> **Instructions for the task**: Please convert every line of the items below into a JSON list of strings, with one string per line and any blank lines left out.

> **Supplied entries**:
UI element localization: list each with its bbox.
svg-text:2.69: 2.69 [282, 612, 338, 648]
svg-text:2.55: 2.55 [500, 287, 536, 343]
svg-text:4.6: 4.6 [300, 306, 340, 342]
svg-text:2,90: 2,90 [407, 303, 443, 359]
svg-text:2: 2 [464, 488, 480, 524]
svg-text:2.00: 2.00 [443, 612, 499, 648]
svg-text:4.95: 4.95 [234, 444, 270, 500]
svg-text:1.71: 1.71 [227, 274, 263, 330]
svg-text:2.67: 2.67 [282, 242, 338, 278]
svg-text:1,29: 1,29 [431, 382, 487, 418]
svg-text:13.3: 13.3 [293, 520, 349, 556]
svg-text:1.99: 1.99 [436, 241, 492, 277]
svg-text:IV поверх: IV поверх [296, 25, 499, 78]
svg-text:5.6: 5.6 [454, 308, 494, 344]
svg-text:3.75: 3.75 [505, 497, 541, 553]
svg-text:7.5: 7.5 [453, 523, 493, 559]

> **Complete answer**:
[
  "UI element localization: list each with its bbox.",
  "svg-text:2.69: 2.69 [282, 612, 338, 648]",
  "svg-text:2.55: 2.55 [500, 287, 536, 343]",
  "svg-text:4.6: 4.6 [300, 306, 340, 342]",
  "svg-text:2,90: 2,90 [407, 303, 443, 359]",
  "svg-text:2: 2 [464, 488, 480, 524]",
  "svg-text:2.00: 2.00 [443, 612, 499, 648]",
  "svg-text:4.95: 4.95 [234, 444, 270, 500]",
  "svg-text:1.71: 1.71 [227, 274, 263, 330]",
  "svg-text:2.67: 2.67 [282, 242, 338, 278]",
  "svg-text:1,29: 1,29 [431, 382, 487, 418]",
  "svg-text:13.3: 13.3 [293, 520, 349, 556]",
  "svg-text:1.99: 1.99 [436, 241, 492, 277]",
  "svg-text:IV поверх: IV поверх [296, 25, 499, 78]",
  "svg-text:5.6: 5.6 [454, 308, 494, 344]",
  "svg-text:3.75: 3.75 [505, 497, 541, 553]",
  "svg-text:7.5: 7.5 [453, 523, 493, 559]"
]